== Selected excerpt

Interactive Visualizations

This is the 4th chapter of the Dash Tutorial.
The previous chapter covered basic callback usage. The next chapter describes how to share data between callbacks. Just getting started? Make sure to install the necessary dependencies.

The dash_core_components library includes a Graph component called dcc_graph.

dcc_graph renders interactive data visualizations using the open source plotly.js JavaScript graphing library. Plotly.js supports over 35 chart types and renders charts in both vector-quality SVG and high-performance WebGL.

The figure argument in the dcc_graph component is the same figure argument that is used by plotly. Check out the plotly.py documentation and gallery to learn more.

As we already saw, Dash components are described by a set of attributes.
Any of these attributes can be updated by callback functions, but only
a subset of these attributes are updated through user interaction, such as
typing inside a dcc_input component or clicking an option
in a dcc_dropdown component.

The dcc_graph component has four attributes that can change
through user-interaction: hoverData, clickData, selectedData,
relayoutData. These properties update when you hover over points, click on points, or
select regions of points in a graph.

For optimal user interaction and chart loading performance, Dash apps
in production should consider the Job Queue,
HPC, Datashader,
and horizontal scaling capabilities of Dash Enterprise.

This example has not been ported to Julia yet - showing the Python version instead.

Visit the old docs site for Julia at: https://community.plotly.com/c/dash/julia/20

Here’s an simple example that prints these attributes to the screen.

import json

from dash import Dash, dcc, html
from dash.dependencies import Input, Output
import plotly.express as px
import pandas as pd

external_stylesheets = ['https://codepen.io/chriddyp/pen/bWLwgP.css']

app = Dash(__name__, external_stylesheets=external_stylesheets)

styles = {
    'pre': {
        'border': 'thin lightgrey solid',
        'overflowX': 'scroll'
    }
}

df = pd.DataFrame({
    "x": [1,2,1,2],
    "y": [1,2,3,4],
    "customdata": [1,2,3,4],
    "fruit": ["apple", "apple", "orange", "orange"]
})

====
== Provided material

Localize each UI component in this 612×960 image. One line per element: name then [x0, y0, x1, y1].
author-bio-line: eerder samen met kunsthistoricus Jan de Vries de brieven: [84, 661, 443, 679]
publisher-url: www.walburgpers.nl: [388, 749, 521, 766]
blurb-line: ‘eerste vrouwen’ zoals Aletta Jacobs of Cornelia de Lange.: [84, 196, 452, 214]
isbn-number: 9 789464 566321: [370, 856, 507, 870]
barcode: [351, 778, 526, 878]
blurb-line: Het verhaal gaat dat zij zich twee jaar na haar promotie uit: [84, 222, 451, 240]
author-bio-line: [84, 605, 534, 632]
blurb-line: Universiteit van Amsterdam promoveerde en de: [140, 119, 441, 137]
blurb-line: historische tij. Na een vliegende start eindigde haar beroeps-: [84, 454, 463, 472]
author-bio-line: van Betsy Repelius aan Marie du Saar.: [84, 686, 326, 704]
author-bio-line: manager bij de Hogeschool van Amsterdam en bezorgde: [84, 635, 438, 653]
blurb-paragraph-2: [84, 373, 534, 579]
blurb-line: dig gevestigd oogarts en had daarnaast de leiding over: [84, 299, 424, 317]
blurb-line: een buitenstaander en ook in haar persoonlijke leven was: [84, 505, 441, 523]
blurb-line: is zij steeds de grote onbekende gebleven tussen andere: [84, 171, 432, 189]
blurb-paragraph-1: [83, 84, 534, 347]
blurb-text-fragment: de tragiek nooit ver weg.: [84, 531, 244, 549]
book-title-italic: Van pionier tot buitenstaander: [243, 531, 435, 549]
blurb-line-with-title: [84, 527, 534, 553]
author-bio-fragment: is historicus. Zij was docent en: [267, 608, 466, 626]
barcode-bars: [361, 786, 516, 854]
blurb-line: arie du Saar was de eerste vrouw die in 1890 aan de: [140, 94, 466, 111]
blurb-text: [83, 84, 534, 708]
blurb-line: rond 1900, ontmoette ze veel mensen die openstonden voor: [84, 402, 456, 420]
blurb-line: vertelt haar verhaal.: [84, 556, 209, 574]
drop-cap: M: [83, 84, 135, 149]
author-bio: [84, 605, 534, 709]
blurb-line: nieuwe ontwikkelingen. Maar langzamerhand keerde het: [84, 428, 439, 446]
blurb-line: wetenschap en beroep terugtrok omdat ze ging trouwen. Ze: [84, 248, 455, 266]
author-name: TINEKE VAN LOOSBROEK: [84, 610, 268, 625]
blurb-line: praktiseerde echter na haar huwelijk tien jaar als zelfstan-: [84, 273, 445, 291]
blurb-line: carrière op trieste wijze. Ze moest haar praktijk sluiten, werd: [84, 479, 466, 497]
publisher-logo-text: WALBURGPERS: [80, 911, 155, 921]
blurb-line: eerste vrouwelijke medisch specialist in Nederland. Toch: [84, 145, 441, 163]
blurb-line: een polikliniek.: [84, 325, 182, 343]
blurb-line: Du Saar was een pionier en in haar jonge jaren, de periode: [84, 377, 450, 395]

====

Could you reproduce the Dash tutorial page word for word, starting at "For optimal user" and running up to and including "of Dash Enterprise."?

For optimal user interaction and chart loading performance, Dash apps
in production should consider the Job Queue,
HPC, Datashader,
and horizontal scaling capabilities of Dash Enterprise.